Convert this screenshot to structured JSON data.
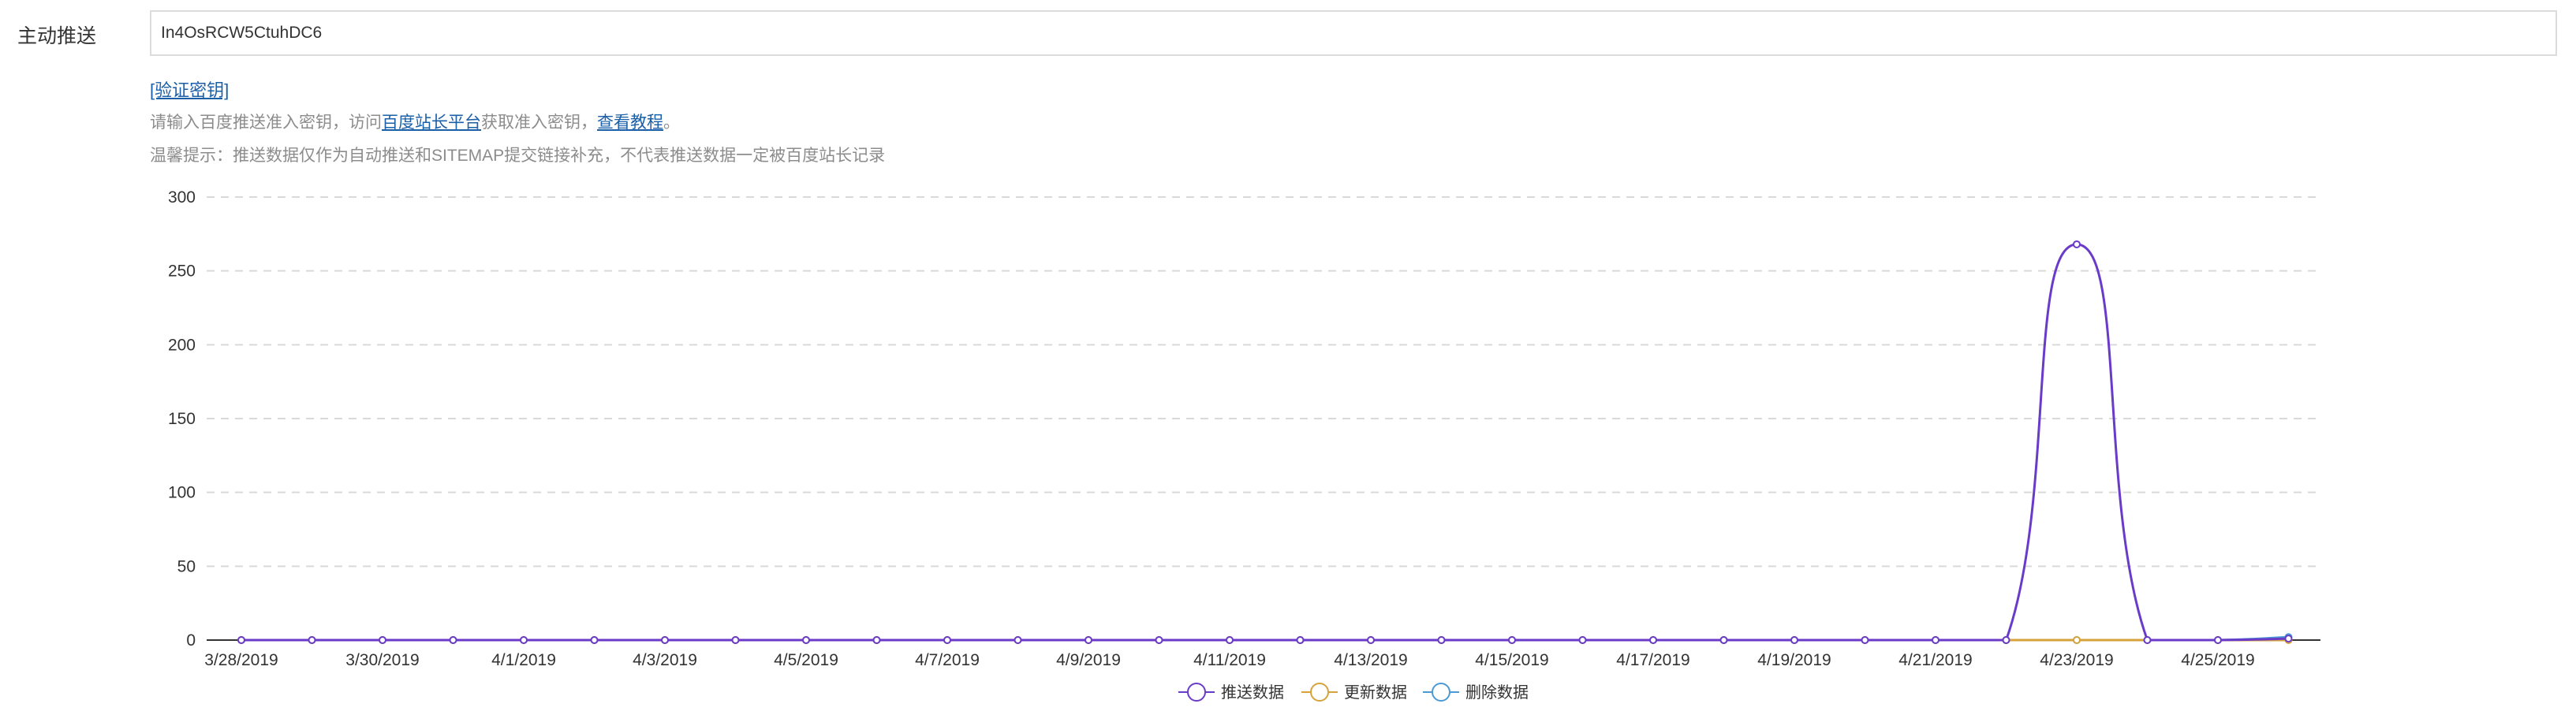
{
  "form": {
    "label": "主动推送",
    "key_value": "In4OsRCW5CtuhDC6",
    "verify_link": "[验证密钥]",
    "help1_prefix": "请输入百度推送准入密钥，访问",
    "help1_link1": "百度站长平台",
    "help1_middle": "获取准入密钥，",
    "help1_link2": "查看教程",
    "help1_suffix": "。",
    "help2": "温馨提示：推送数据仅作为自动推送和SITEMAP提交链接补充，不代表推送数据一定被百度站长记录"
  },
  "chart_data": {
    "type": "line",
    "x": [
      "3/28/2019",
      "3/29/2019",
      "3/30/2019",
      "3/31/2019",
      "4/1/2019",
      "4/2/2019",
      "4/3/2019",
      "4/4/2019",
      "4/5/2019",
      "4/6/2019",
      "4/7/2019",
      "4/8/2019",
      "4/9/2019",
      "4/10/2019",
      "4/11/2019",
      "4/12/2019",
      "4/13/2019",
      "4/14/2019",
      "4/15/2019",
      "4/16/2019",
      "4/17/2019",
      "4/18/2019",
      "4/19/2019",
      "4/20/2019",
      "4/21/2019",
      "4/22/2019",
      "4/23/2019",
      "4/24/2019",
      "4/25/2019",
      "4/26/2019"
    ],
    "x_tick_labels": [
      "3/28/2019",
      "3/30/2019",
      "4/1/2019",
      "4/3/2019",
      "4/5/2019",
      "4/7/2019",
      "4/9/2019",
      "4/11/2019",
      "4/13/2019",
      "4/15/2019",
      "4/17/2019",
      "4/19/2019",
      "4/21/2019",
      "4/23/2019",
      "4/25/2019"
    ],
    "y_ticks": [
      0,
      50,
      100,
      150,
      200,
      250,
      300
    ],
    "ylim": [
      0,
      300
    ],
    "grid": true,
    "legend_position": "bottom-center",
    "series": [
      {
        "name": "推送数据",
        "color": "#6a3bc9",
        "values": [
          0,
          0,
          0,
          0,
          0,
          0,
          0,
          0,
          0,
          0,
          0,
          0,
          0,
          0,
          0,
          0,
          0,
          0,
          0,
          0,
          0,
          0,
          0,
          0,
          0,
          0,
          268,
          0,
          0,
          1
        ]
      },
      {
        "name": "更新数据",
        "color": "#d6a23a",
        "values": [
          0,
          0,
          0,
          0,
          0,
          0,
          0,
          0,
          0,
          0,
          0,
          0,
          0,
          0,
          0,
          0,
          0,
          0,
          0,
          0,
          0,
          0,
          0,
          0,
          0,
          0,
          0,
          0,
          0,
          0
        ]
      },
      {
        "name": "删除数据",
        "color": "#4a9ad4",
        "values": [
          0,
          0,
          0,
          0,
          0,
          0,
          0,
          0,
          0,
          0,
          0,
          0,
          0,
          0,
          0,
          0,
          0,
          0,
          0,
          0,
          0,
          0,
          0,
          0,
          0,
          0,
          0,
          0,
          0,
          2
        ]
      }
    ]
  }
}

========

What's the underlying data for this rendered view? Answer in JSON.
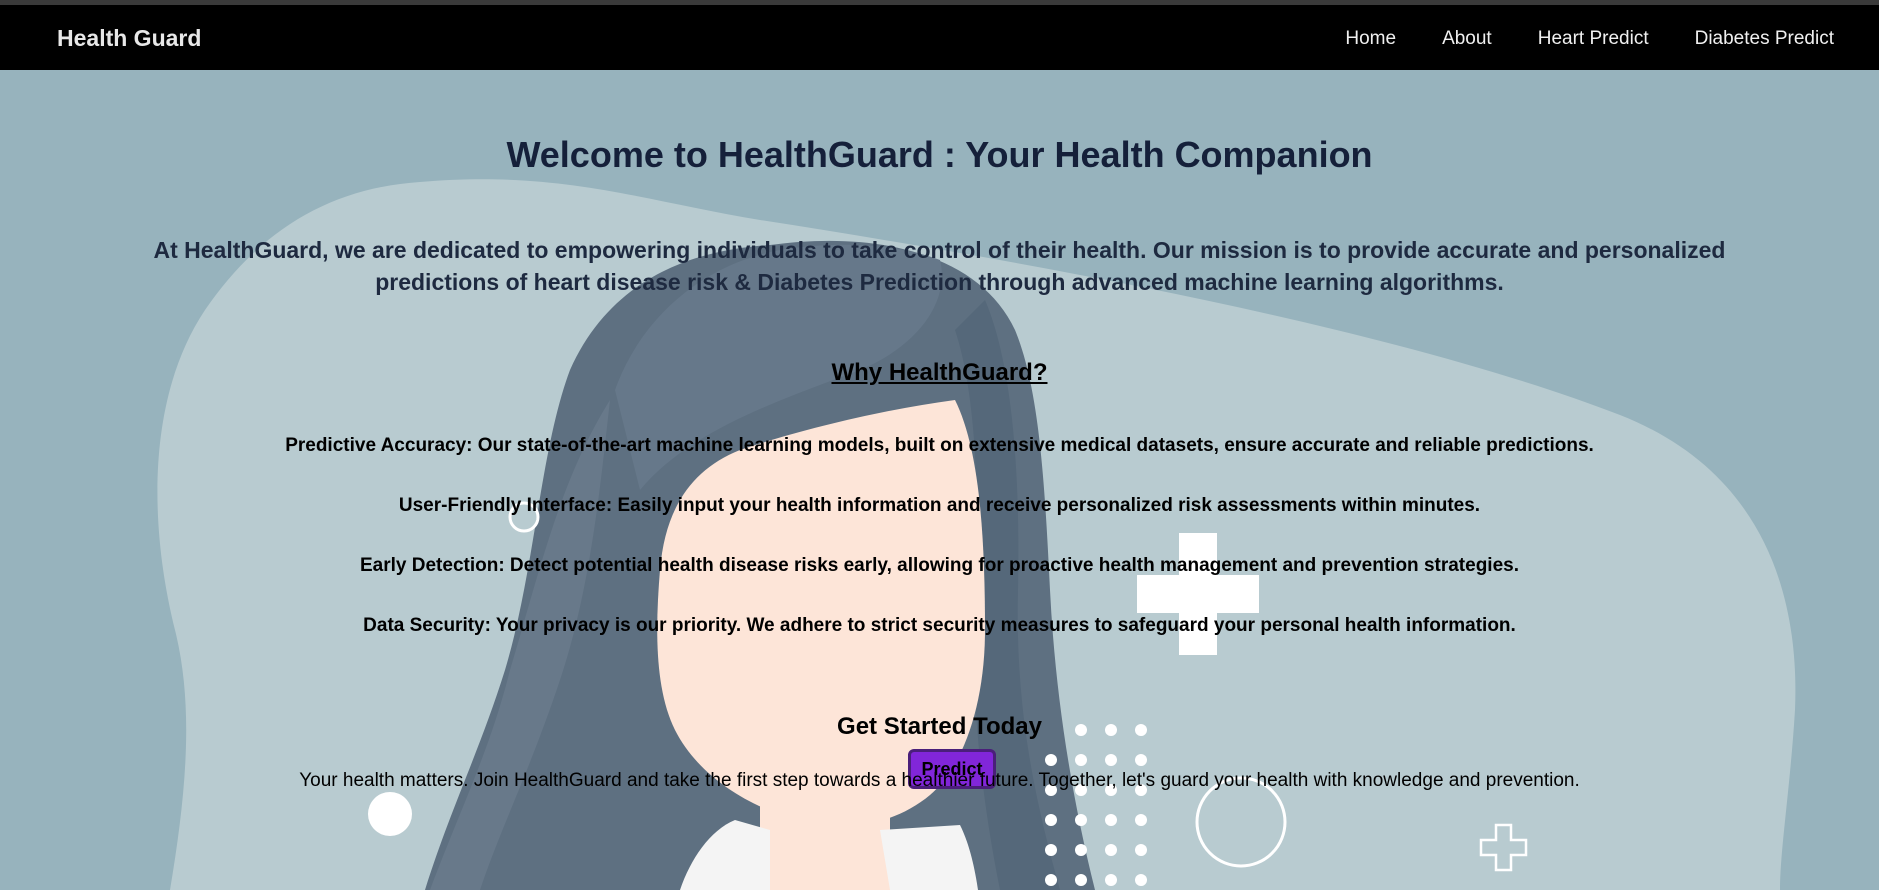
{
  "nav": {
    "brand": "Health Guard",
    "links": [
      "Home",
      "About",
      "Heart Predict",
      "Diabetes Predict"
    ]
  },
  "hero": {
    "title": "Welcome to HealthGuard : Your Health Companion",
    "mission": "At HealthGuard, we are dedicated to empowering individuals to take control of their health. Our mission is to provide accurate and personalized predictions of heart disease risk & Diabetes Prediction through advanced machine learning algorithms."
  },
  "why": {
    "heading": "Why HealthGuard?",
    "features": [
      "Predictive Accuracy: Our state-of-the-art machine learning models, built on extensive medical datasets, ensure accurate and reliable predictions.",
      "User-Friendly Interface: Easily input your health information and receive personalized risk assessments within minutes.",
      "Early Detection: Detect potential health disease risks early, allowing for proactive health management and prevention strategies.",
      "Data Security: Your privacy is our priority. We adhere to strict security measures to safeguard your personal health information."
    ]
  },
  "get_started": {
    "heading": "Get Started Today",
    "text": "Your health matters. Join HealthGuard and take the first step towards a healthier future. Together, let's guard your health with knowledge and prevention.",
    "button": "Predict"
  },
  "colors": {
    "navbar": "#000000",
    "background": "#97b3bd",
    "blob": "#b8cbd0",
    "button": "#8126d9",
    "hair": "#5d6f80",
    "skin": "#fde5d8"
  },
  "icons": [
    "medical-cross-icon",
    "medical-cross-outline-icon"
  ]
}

========

> Aim
Working from the entries above, return all lines that contain "this".

> Final result
Convert this screenshot to structured JSON data.
What's the underlying data for this rendered view? Answer in JSON.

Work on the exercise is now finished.